▶ Requirement:
Transcribe the records in full, keeping every character as it is.
========================================
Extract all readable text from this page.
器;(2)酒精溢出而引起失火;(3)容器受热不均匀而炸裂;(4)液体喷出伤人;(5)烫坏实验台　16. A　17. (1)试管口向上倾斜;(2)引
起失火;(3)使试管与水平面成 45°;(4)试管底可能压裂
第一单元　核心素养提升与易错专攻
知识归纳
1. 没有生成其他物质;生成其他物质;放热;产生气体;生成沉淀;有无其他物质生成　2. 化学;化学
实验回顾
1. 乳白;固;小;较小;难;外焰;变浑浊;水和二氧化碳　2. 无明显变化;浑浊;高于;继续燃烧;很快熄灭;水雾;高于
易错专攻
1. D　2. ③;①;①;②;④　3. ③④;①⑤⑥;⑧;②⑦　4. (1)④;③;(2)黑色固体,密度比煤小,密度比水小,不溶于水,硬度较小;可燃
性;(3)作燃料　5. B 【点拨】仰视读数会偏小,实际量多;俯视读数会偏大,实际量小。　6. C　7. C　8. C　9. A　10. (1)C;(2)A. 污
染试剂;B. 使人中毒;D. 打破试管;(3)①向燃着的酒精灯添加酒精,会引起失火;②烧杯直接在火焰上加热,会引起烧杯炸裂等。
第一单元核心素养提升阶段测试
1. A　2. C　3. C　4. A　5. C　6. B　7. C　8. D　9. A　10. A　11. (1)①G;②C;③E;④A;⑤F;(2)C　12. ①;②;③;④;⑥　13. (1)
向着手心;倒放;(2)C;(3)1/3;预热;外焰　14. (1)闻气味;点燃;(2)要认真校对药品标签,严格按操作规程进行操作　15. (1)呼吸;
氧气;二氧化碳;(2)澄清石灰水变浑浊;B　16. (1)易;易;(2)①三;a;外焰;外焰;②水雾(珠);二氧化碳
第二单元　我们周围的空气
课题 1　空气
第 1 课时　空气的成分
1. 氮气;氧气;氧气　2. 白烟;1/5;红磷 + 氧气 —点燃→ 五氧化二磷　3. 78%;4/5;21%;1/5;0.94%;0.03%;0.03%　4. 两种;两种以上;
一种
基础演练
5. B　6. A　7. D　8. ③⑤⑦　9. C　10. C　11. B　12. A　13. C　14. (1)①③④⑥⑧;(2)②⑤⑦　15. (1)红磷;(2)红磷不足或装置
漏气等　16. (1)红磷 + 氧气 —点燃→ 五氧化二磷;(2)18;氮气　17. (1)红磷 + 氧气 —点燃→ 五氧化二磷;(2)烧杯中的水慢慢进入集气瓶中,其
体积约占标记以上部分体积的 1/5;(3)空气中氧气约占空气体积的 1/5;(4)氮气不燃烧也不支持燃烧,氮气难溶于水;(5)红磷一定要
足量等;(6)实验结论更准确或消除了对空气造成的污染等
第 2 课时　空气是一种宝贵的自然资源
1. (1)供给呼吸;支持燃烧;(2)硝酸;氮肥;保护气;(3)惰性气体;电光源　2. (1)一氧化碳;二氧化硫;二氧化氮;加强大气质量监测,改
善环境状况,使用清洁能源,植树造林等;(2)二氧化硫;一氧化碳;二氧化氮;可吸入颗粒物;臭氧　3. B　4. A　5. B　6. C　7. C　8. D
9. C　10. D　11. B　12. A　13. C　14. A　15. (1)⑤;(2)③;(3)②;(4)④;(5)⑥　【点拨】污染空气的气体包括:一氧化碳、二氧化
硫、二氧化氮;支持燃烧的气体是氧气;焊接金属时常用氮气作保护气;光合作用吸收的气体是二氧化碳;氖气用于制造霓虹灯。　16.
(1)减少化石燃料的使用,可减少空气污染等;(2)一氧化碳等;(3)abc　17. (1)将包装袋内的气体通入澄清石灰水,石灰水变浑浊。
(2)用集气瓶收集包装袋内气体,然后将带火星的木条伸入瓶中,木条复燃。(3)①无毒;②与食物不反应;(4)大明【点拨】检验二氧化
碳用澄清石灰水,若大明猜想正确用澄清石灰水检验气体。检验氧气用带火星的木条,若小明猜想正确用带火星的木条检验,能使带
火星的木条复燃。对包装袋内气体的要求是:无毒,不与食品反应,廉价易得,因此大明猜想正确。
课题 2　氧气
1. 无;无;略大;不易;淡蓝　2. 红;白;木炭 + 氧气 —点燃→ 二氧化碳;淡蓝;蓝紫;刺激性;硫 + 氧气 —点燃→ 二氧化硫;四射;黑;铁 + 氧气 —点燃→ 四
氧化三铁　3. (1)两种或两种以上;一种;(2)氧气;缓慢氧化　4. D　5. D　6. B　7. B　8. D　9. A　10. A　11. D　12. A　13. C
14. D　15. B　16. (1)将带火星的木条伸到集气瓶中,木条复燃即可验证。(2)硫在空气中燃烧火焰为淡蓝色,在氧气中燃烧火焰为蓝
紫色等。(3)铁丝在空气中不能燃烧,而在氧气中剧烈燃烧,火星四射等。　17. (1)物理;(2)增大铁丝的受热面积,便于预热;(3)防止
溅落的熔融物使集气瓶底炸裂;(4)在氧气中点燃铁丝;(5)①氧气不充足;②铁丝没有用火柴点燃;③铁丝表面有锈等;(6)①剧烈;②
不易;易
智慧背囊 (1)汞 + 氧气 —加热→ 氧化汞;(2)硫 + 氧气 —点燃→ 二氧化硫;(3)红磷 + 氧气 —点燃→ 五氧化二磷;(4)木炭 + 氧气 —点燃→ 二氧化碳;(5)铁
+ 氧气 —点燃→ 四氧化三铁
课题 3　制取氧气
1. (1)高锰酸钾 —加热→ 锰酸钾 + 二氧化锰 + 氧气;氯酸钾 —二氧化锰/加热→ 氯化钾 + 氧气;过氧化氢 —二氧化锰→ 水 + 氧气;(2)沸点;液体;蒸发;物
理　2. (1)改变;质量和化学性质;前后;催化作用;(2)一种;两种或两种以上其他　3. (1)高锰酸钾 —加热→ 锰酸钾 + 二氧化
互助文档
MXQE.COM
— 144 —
========================================
▶ Task solution:
Extract all readable text from this page.
器;(2)酒精溢出而引起失火;(3)容器受热不均匀而炸裂;(4)液体喷出伤人;(5)烫坏实验台　16. A　17. (1)试管口向上倾斜;(2)引
起失火;(3)使试管与水平面成 45°;(4)试管底可能压裂
第一单元　核心素养提升与易错专攻
知识归纳
1. 没有生成其他物质;生成其他物质;放热;产生气体;生成沉淀;有无其他物质生成　2. 化学;化学
实验回顾
1. 乳白;固;小;较小;难;外焰;变浑浊;水和二氧化碳　2. 无明显变化;浑浊;高于;继续燃烧;很快熄灭;水雾;高于
易错专攻
1. D　2. ③;①;①;②;④　3. ③④;①⑤⑥;⑧;②⑦　4. (1)④;③;(2)黑色固体,密度比煤小,密度比水小,不溶于水,硬度较小;可燃
性;(3)作燃料　5. B 【点拨】仰视读数会偏小,实际量多;俯视读数会偏大,实际量小。　6. C　7. C　8. C　9. A　10. (1)C;(2)A. 污
染试剂;B. 使人中毒;D. 打破试管;(3)①向燃着的酒精灯添加酒精,会引起失火;②烧杯直接在火焰上加热,会引起烧杯炸裂等。
第一单元核心素养提升阶段测试
1. A　2. C　3. C　4. A　5. C　6. B　7. C　8. D　9. A　10. A　11. (1)①G;②C;③E;④A;⑤F;(2)C　12. ①;②;③;④;⑥　13. (1)
向着手心;倒放;(2)C;(3)1/3;预热;外焰　14. (1)闻气味;点燃;(2)要认真校对药品标签,严格按操作规程进行操作　15. (1)呼吸;
氧气;二氧化碳;(2)澄清石灰水变浑浊;B　16. (1)易;易;(2)①三;a;外焰;外焰;②水雾(珠);二氧化碳
第二单元　我们周围的空气
课题 1　空气
第 1 课时　空气的成分
1. 氮气;氧气;氧气　2. 白烟;1/5;红磷 + 氧气 —点燃→ 五氧化二磷　3. 78%;4/5;21%;1/5;0.94%;0.03%;0.03%　4. 两种;两种以上;
一种
基础演练
5. B　6. A　7. D　8. ③⑤⑦　9. C　10. C　11. B　12. A　13. C　14. (1)①③④⑥⑧;(2)②⑤⑦　15. (1)红磷;(2)红磷不足或装置
漏气等　16. (1)红磷 + 氧气 —点燃→ 五氧化二磷;(2)18;氮气　17. (1)红磷 + 氧气 —点燃→ 五氧化二磷;(2)烧杯中的水慢慢进入集气瓶中,其
体积约占标记以上部分体积的 1/5;(3)空气中氧气约占空气体积的 1/5;(4)氮气不燃烧也不支持燃烧,氮气难溶于水;(5)红磷一定要
足量等;(6)实验结论更准确或消除了对空气造成的污染等
第 2 课时　空气是一种宝贵的自然资源
1. (1)供给呼吸;支持燃烧;(2)硝酸;氮肥;保护气;(3)惰性气体;电光源　2. (1)一氧化碳;二氧化硫;二氧化氮;加强大气质量监测,改
善环境状况,使用清洁能源,植树造林等;(2)二氧化硫;一氧化碳;二氧化氮;可吸入颗粒物;臭氧　3. B　4. A　5. B　6. C　7. C　8. D
9. C　10. D　11. B　12. A　13. C　14. A　15. (1)⑤;(2)③;(3)②;(4)④;(5)⑥　【点拨】污染空气的气体包括:一氧化碳、二氧化
硫、二氧化氮;支持燃烧的气体是氧气;焊接金属时常用氮气作保护气;光合作用吸收的气体是二氧化碳;氖气用于制造霓虹灯。　16.
(1)减少化石燃料的使用,可减少空气污染等;(2)一氧化碳等;(3)abc　17. (1)将包装袋内的气体通入澄清石灰水,石灰水变浑浊。
(2)用集气瓶收集包装袋内气体,然后将带火星的木条伸入瓶中,木条复燃。(3)①无毒;②与食物不反应;(4)大明【点拨】检验二氧化
碳用澄清石灰水,若大明猜想正确用澄清石灰水检验气体。检验氧气用带火星的木条,若小明猜想正确用带火星的木条检验,能使带
火星的木条复燃。对包装袋内气体的要求是:无毒,不与食品反应,廉价易得,因此大明猜想正确。
课题 2　氧气
1. 无;无;略大;不易;淡蓝　2. 红;白;木炭 + 氧气 —点燃→ 二氧化碳;淡蓝;蓝紫;刺激性;硫 + 氧气 —点燃→ 二氧化硫;四射;黑;铁 + 氧气 —点燃→ 四
氧化三铁　3. (1)两种或两种以上;一种;(2)氧气;缓慢氧化　4. D　5. D　6. B　7. B　8. D　9. A　10. A　11. D　12. A　13. C
14. D　15. B　16. (1)将带火星的木条伸到集气瓶中,木条复燃即可验证。(2)硫在空气中燃烧火焰为淡蓝色,在氧气中燃烧火焰为蓝
紫色等。(3)铁丝在空气中不能燃烧,而在氧气中剧烈燃烧,火星四射等。　17. (1)物理;(2)增大铁丝的受热面积,便于预热;(3)防止
溅落的熔融物使集气瓶底炸裂;(4)在氧气中点燃铁丝;(5)①氧气不充足;②铁丝没有用火柴点燃;③铁丝表面有锈等;(6)①剧烈;②
不易;易
智慧背囊 (1)汞 + 氧气 —加热→ 氧化汞;(2)硫 + 氧气 —点燃→ 二氧化硫;(3)红磷 + 氧气 —点燃→ 五氧化二磷;(4)木炭 + 氧气 —点燃→ 二氧化碳;(5)铁
+ 氧气 —点燃→ 四氧化三铁
课题 3　制取氧气
1. (1)高锰酸钾 —加热→ 锰酸钾 + 二氧化锰 + 氧气;氯酸钾 —二氧化锰/加热→ 氯化钾 + 氧气;过氧化氢 —二氧化锰→ 水 + 氧气;(2)沸点;液体;蒸发;物
理　2. (1)改变;质量和化学性质;前后;催化作用;(2)一种;两种或两种以上其他　3. (1)高锰酸钾 —加热→ 锰酸钾 + 二氧化
互助文档
MXQE.COM
— 144 —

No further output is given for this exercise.